Records excerpted from a collection
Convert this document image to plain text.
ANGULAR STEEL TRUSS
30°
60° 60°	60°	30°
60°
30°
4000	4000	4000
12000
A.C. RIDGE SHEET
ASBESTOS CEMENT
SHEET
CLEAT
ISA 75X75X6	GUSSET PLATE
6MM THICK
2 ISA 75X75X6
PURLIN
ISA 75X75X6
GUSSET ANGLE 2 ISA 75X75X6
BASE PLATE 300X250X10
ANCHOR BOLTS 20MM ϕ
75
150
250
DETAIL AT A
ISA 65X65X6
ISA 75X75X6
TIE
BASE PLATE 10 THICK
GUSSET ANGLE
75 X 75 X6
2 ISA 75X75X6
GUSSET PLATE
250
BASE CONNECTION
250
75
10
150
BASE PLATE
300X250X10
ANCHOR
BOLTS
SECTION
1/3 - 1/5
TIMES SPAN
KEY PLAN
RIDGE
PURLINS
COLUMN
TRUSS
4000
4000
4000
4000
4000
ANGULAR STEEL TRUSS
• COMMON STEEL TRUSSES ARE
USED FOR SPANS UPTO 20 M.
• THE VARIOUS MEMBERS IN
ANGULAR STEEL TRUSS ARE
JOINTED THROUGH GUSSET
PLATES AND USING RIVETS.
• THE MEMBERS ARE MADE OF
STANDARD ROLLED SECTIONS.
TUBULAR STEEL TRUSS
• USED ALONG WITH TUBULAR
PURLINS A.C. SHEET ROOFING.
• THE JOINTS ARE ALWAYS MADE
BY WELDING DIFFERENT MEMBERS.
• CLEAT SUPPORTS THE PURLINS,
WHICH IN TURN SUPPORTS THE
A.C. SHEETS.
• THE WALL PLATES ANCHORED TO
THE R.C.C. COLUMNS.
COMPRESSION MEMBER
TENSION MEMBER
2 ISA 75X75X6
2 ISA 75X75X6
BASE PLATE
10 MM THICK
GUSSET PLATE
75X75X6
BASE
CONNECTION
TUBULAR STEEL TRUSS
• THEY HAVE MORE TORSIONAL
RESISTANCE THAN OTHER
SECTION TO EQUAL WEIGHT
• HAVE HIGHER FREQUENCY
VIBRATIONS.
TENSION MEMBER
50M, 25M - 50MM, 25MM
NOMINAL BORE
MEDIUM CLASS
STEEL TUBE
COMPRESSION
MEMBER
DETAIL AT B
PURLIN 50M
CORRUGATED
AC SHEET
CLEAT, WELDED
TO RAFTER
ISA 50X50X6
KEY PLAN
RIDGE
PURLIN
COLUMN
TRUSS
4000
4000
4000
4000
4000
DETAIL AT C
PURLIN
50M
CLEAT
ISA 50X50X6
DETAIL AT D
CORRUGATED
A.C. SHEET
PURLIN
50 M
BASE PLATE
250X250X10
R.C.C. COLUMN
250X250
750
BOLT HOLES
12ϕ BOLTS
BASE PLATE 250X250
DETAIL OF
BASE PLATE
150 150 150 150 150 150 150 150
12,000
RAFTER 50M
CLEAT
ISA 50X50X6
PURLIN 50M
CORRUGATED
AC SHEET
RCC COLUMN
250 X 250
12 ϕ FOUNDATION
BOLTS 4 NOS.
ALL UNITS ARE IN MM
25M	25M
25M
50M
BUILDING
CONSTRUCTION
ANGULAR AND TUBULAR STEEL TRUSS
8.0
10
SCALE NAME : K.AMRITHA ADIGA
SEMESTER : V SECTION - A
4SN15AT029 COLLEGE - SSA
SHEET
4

**Task requirements**.
Repeat the data above exactly.

**Exercise result**.
Convert this document image to plain text.
ANGULAR STEEL TRUSS
30°
60° 60°	60°	30°
60°
30°
4000	4000	4000
12000
A.C. RIDGE SHEET
ASBESTOS CEMENT
SHEET
CLEAT
ISA 75X75X6	GUSSET PLATE
6MM THICK
2 ISA 75X75X6
PURLIN
ISA 75X75X6
GUSSET ANGLE 2 ISA 75X75X6
BASE PLATE 300X250X10
ANCHOR BOLTS 20MM ϕ
75
150
250
DETAIL AT A
ISA 65X65X6
ISA 75X75X6
TIE
BASE PLATE 10 THICK
GUSSET ANGLE
75 X 75 X6
2 ISA 75X75X6
GUSSET PLATE
250
BASE CONNECTION
250
75
10
150
BASE PLATE
300X250X10
ANCHOR
BOLTS
SECTION
1/3 - 1/5
TIMES SPAN
KEY PLAN
RIDGE
PURLINS
COLUMN
TRUSS
4000
4000
4000
4000
4000
ANGULAR STEEL TRUSS
• COMMON STEEL TRUSSES ARE
USED FOR SPANS UPTO 20 M.
• THE VARIOUS MEMBERS IN
ANGULAR STEEL TRUSS ARE
JOINTED THROUGH GUSSET
PLATES AND USING RIVETS.
• THE MEMBERS ARE MADE OF
STANDARD ROLLED SECTIONS.
TUBULAR STEEL TRUSS
• USED ALONG WITH TUBULAR
PURLINS A.C. SHEET ROOFING.
• THE JOINTS ARE ALWAYS MADE
BY WELDING DIFFERENT MEMBERS.
• CLEAT SUPPORTS THE PURLINS,
WHICH IN TURN SUPPORTS THE
A.C. SHEETS.
• THE WALL PLATES ANCHORED TO
THE R.C.C. COLUMNS.
COMPRESSION MEMBER
TENSION MEMBER
2 ISA 75X75X6
2 ISA 75X75X6
BASE PLATE
10 MM THICK
GUSSET PLATE
75X75X6
BASE
CONNECTION
TUBULAR STEEL TRUSS
• THEY HAVE MORE TORSIONAL
RESISTANCE THAN OTHER
SECTION TO EQUAL WEIGHT
• HAVE HIGHER FREQUENCY
VIBRATIONS.
TENSION MEMBER
50M, 25M - 50MM, 25MM
NOMINAL BORE
MEDIUM CLASS
STEEL TUBE
COMPRESSION
MEMBER
DETAIL AT B
PURLIN 50M
CORRUGATED
AC SHEET
CLEAT, WELDED
TO RAFTER
ISA 50X50X6
KEY PLAN
RIDGE
PURLIN
COLUMN
TRUSS
4000
4000
4000
4000
4000
DETAIL AT C
PURLIN
50M
CLEAT
ISA 50X50X6
DETAIL AT D
CORRUGATED
A.C. SHEET
PURLIN
50 M
BASE PLATE
250X250X10
R.C.C. COLUMN
250X250
750
BOLT HOLES
12ϕ BOLTS
BASE PLATE 250X250
DETAIL OF
BASE PLATE
150 150 150 150 150 150 150 150
12,000
RAFTER 50M
CLEAT
ISA 50X50X6
PURLIN 50M
CORRUGATED
AC SHEET
RCC COLUMN
250 X 250
12 ϕ FOUNDATION
BOLTS 4 NOS.
ALL UNITS ARE IN MM
25M	25M
25M
50M
BUILDING
CONSTRUCTION
ANGULAR AND TUBULAR STEEL TRUSS
8.0
10
SCALE NAME : K.AMRITHA ADIGA
SEMESTER : V SECTION - A
4SN15AT029 COLLEGE - SSA
SHEET
4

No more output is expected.